[BEGIN Dataset]
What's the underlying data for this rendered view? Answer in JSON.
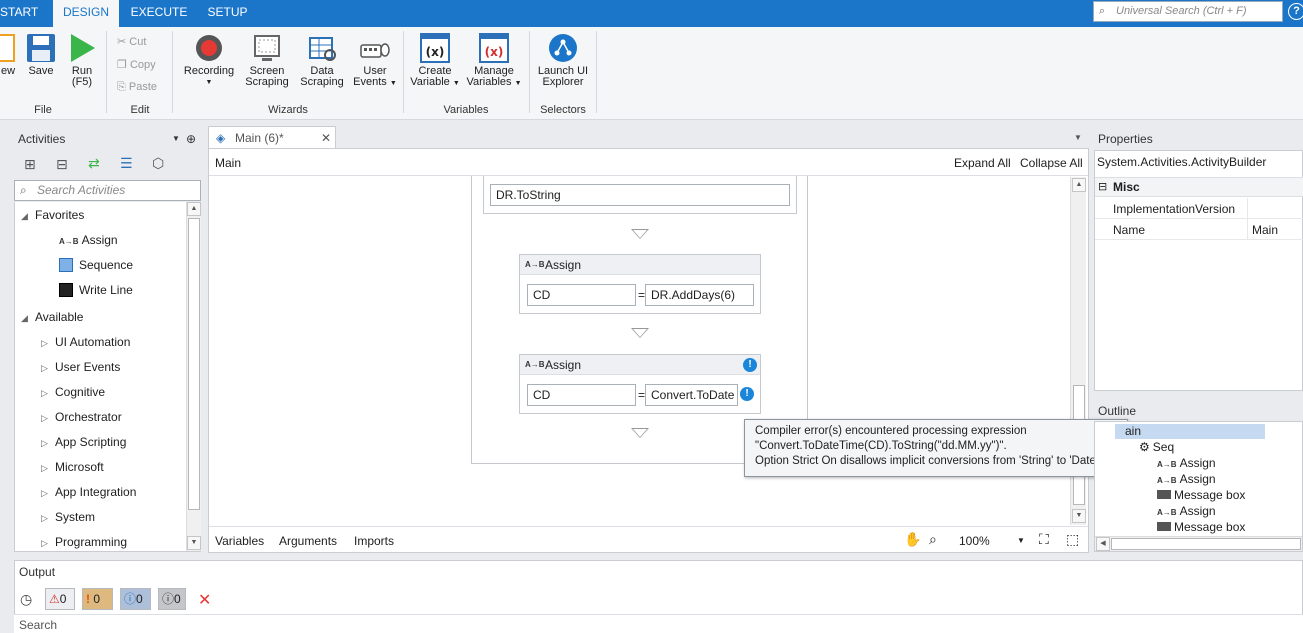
{
  "ribbon_tabs": [
    "START",
    "DESIGN",
    "EXECUTE",
    "SETUP"
  ],
  "universal_search": "Universal Search (Ctrl + F)",
  "ribbon": {
    "new_label": "ew",
    "save_label": "Save",
    "run_label": "Run",
    "run_shortcut": "(F5)",
    "file_group": "File",
    "cut": "Cut",
    "copy": "Copy",
    "paste": "Paste",
    "edit_group": "Edit",
    "recording": "Recording",
    "screen_scraping": [
      "Screen",
      "Scraping"
    ],
    "data_scraping": [
      "Data",
      "Scraping"
    ],
    "user_events": [
      "User",
      "Events"
    ],
    "wizards_group": "Wizards",
    "create_variable": [
      "Create",
      "Variable"
    ],
    "manage_variables": [
      "Manage",
      "Variables"
    ],
    "variables_group": "Variables",
    "launch_ui_explorer": [
      "Launch UI",
      "Explorer"
    ],
    "selectors_group": "Selectors"
  },
  "activities": {
    "title": "Activities",
    "search_placeholder": "Search Activities",
    "favorites_label": "Favorites",
    "favorites": [
      "Assign",
      "Sequence",
      "Write Line"
    ],
    "available_label": "Available",
    "available": [
      "UI Automation",
      "User Events",
      "Cognitive",
      "Orchestrator",
      "App Scripting",
      "Microsoft",
      "App Integration",
      "System",
      "Programming"
    ]
  },
  "designer": {
    "tab_title": "Main (6)*",
    "breadcrumb": "Main",
    "expand_all": "Expand All",
    "collapse_all": "Collapse All",
    "top_field": "DR.ToString",
    "assign1": {
      "title": "Assign",
      "to": "CD",
      "value": "DR.AddDays(6)"
    },
    "assign2": {
      "title": "Assign",
      "to": "CD",
      "value": "Convert.ToDate"
    },
    "equals": "=",
    "bottom_tabs": [
      "Variables",
      "Arguments",
      "Imports"
    ],
    "zoom": "100%"
  },
  "tooltip": {
    "line1": "Compiler error(s) encountered processing expression",
    "line2": "\"Convert.ToDateTime(CD).ToString(\"dd.MM.yy\")\".",
    "line3": "Option Strict On disallows implicit conversions from 'String' to 'Date'."
  },
  "properties": {
    "title": "Properties",
    "object": "System.Activities.ActivityBuilder",
    "category": "Misc",
    "rows": [
      {
        "name": "ImplementationVersion",
        "value": ""
      },
      {
        "name": "Name",
        "value": "Main"
      }
    ]
  },
  "outline": {
    "title": "Outline",
    "root": "ain",
    "seq": "Seq",
    "items": [
      "Assign",
      "Assign",
      "Message box",
      "Assign",
      "Message box"
    ]
  },
  "output": {
    "title": "Output",
    "errors": "0",
    "warnings": "0",
    "info": "0",
    "trace": "0",
    "search_placeholder": "Search"
  }
}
[END Dataset]
## Given request
Filter the entries above down to the lines containing the word "Search".

## Worked solution
  "universal_search": "Universal Search (Ctrl + F)",
    "search_placeholder": "Search Activities",
    "search_placeholder": "Search"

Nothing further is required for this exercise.